__GOAL__: Look through the data for the string "modalidades". Copy every line where it is found.

────

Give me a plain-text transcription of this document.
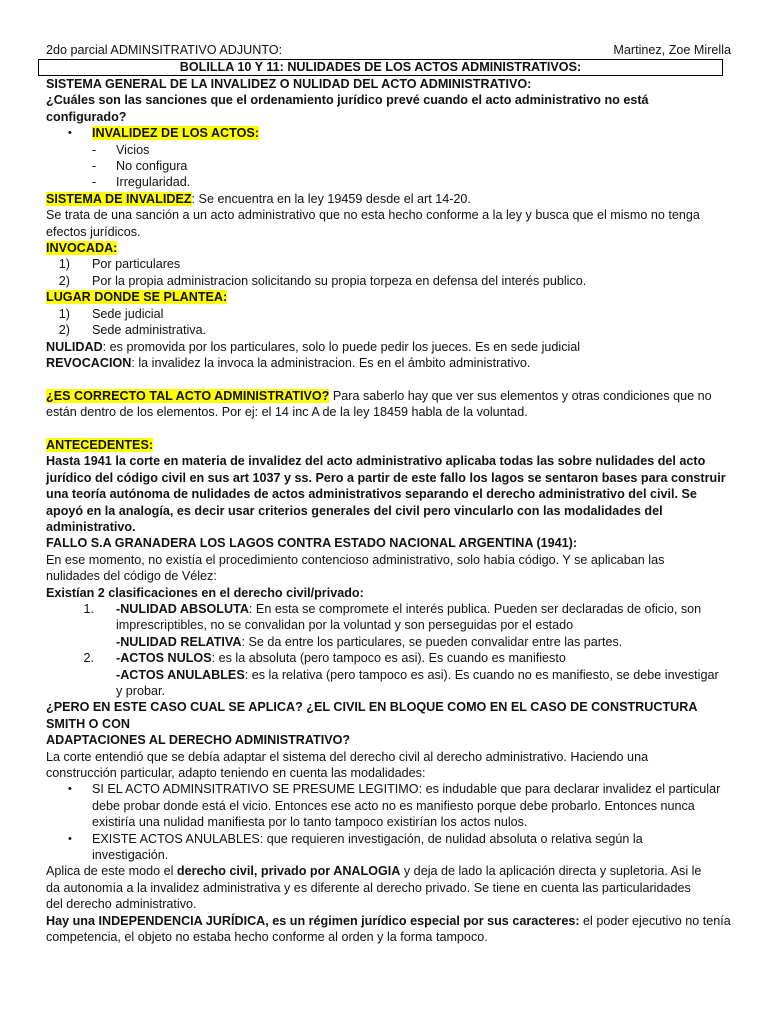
2do parcial ADMINSITRATIVO ADJUNTO:	Martinez, Zoe Mirella
BOLILLA 10 Y 11: NULIDADES DE LOS ACTOS ADMINISTRATIVOS:

SISTEMA GENERAL DE LA INVALIDEZ O NULIDAD DEL ACTO ADMINISTRATIVO:

¿Cuáles son las sanciones que el ordenamiento jurídico prevé cuando el acto administrativo no está configurado?

•	INVALIDEZ DE LOS ACTOS:
-	Vicios
-	No configura
-	Irregularidad.

SISTEMA DE INVALIDEZ: Se encuentra en la ley 19459 desde el art 14-20.

Se trata de una sanción a un acto administrativo que no esta hecho conforme a la ley y busca que el mismo no tenga

efectos jurídicos.

INVOCADA:

1)	Por particulares
2)	Por la propia administracion solicitando su propia torpeza en defensa del interés publico.

LUGAR DONDE SE PLANTEA:

1)	Sede judicial
2)	Sede administrativa.

NULIDAD: es promovida por los particulares, solo lo puede pedir los jueces. Es en sede judicial

REVOCACION: la invalidez la invoca la administracion. Es en el ámbito administrativo.

¿ES CORRECTO TAL ACTO ADMINISTRATIVO? Para saberlo hay que ver sus elementos y otras condiciones que no

están dentro de los elementos. Por ej: el 14 inc A de la ley 18459 habla de la voluntad.

ANTECEDENTES:

Hasta 1941 la corte en materia de invalidez del acto administrativo aplicaba todas las sobre nulidades del acto

jurídico del código civil en sus art 1037 y ss. Pero a partir de este fallo los lagos se sentaron bases para construir

una teoría autónoma de nulidades de actos administrativos separando el derecho administrativo del civil. Se

apoyó en la analogía, es decir usar criterios generales del civil pero vincularlo con las modalidades del

administrativo.

FALLO S.A GRANADERA LOS LAGOS CONTRA ESTADO NACIONAL ARGENTINA (1941):

En ese momento, no existía el procedimiento contencioso administrativo, solo había código. Y se aplicaban las

nulidades del código de Vélez:

Existían 2 clasificaciones en el derecho civil/privado:

1.	-NULIDAD ABSOLUTA: En esta se compromete el interés publica. Pueden ser declaradas de oficio, son
imprescriptibles, no se convalidan por la voluntad y son perseguidas por el estado
-NULIDAD RELATIVA: Se da entre los particulares, se pueden convalidar entre las partes.
2.	-ACTOS NULOS: es la absoluta (pero tampoco es asi). Es cuando es manifiesto
-ACTOS ANULABLES: es la relativa (pero tampoco es asi). Es cuando no es manifiesto, se debe investigar
y probar.

¿PERO EN ESTE CASO CUAL SE APLICA? ¿EL CIVIL EN BLOQUE COMO EN EL CASO DE CONSTRUCTURA SMITH O CON

ADAPTACIONES AL DERECHO ADMINISTRATIVO?

La corte entendió que se debía adaptar el sistema del derecho civil al derecho administrativo. Haciendo una

construcción particular, adapto teniendo en cuenta las modalidades:

•	SI EL ACTO ADMINSITRATIVO SE PRESUME LEGITIMO: es indudable que para declarar invalidez el particular
debe probar donde está el vicio. Entonces ese acto no es manifiesto porque debe probarlo. Entonces nunca
existiría una nulidad manifiesta por lo tanto tampoco existirían los actos nulos.
•	EXISTE ACTOS ANULABLES: que requieren investigación, de nulidad absoluta o relativa según la
investigación.

Aplica de este modo el derecho civil, privado por ANALOGIA y deja de lado la aplicación directa y supletoria. Asi le

da autonomía a la invalidez administrativa y es diferente al derecho privado. Se tiene en cuenta las particularidades

del derecho administrativo.

Hay una INDEPENDENCIA JURÍDICA, es un régimen jurídico especial por sus caracteres: el poder ejecutivo no tenía

competencia, el objeto no estaba hecho conforme al orden y la forma tampoco.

────

__TASK SOLUTION__:
apoyó en la analogía, es decir usar criterios generales del civil pero vincularlo con las modalidades del
construcción particular, adapto teniendo en cuenta las modalidades:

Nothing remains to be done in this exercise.